=== Page ===
— Start —
Anthony Burgess began work on his Napoleon project in 1972, shortly after Stanley Kubrick’s film version of A Clockwork Orange had been released. He began the novel with the intention of writing a potential vehicle for Kubrick to adapt.
Kubrick had been intending to direct a film about the life of Napoleon Bonaparte since the release of 2001: A Space Odyssey in 1968, and he had already completed a draft version of the script. When Burgess was invited to dinner at Kubrick’s house, Abbot’s Mead, in Borehamwood, Hertfordshire, the two men discussed the impossibility of presenting the life of the Corsican conqueror on the big screen. Burgess suggested that music was the key to the problem, and that the film should imitate a symphonic work for a large orchestra.
What he had in mind was a novel in four movements, taking its structure from Beethoven’s third symphony, the Eroica. Burgess planned his novel carefully, intending that each section within the narrative would correspond to a passage in Beethoven’s score. The main chapters of Napoleon Symphony clearly refer to the four distinct movements that we find in Beethoven: Allegro con brio, Marcia funebre, Scherzo, and Finale.
In addition to the four main sections, Burgess adds a prologue in which Napoleon, in disguise as ‘Joseph Goodpart’, secretly marries Joséphine de Beauharnais. The novel concludes with a verse-epilogue in heroic couplets, which comments on the foregoing narrative in a metafictional way.
— End —
=== Task ===
In the passage about the Napoleon novel, which Beethoven symphony gives the book its structure?

=== Entries supplied ===
— Start —
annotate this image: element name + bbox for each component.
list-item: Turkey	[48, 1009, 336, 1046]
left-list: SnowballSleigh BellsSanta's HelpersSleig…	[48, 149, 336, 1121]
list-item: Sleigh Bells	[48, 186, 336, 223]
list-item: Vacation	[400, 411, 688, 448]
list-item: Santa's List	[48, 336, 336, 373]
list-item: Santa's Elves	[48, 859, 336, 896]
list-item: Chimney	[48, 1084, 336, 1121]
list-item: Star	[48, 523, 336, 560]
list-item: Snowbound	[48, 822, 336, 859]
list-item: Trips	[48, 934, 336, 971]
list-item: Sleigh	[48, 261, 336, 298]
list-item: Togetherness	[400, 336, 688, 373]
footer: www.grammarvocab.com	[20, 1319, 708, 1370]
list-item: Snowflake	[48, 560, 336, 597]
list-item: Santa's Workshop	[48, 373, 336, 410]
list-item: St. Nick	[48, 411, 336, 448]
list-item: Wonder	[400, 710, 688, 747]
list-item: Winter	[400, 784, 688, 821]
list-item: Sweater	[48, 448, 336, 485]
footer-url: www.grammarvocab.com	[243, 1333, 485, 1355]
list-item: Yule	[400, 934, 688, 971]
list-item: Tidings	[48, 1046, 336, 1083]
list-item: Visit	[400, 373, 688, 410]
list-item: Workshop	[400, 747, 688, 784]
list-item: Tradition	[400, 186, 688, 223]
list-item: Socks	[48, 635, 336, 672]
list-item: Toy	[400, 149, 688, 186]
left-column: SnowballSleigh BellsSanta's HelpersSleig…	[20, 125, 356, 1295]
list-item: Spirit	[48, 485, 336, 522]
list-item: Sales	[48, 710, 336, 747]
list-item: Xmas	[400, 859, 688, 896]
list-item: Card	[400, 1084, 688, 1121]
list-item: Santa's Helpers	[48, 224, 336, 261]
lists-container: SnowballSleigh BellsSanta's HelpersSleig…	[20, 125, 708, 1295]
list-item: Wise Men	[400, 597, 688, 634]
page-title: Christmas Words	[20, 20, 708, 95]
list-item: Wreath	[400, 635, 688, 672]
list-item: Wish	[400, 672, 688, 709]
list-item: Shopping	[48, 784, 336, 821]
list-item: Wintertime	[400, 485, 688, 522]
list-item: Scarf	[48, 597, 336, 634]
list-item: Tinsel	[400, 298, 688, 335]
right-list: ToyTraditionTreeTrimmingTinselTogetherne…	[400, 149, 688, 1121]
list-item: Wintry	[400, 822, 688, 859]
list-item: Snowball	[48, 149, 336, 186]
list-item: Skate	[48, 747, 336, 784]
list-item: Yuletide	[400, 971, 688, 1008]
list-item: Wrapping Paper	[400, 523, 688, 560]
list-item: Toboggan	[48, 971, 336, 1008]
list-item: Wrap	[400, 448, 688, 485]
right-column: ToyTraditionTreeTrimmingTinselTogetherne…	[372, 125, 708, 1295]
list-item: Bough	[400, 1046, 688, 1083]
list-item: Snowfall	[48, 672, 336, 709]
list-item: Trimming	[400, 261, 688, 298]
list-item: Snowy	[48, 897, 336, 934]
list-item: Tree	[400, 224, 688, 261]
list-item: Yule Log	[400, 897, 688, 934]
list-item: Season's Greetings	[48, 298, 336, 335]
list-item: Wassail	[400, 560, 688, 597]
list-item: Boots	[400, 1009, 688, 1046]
— End —
=== Response to this exercise ===
Beethoven's third symphony, the Eroica.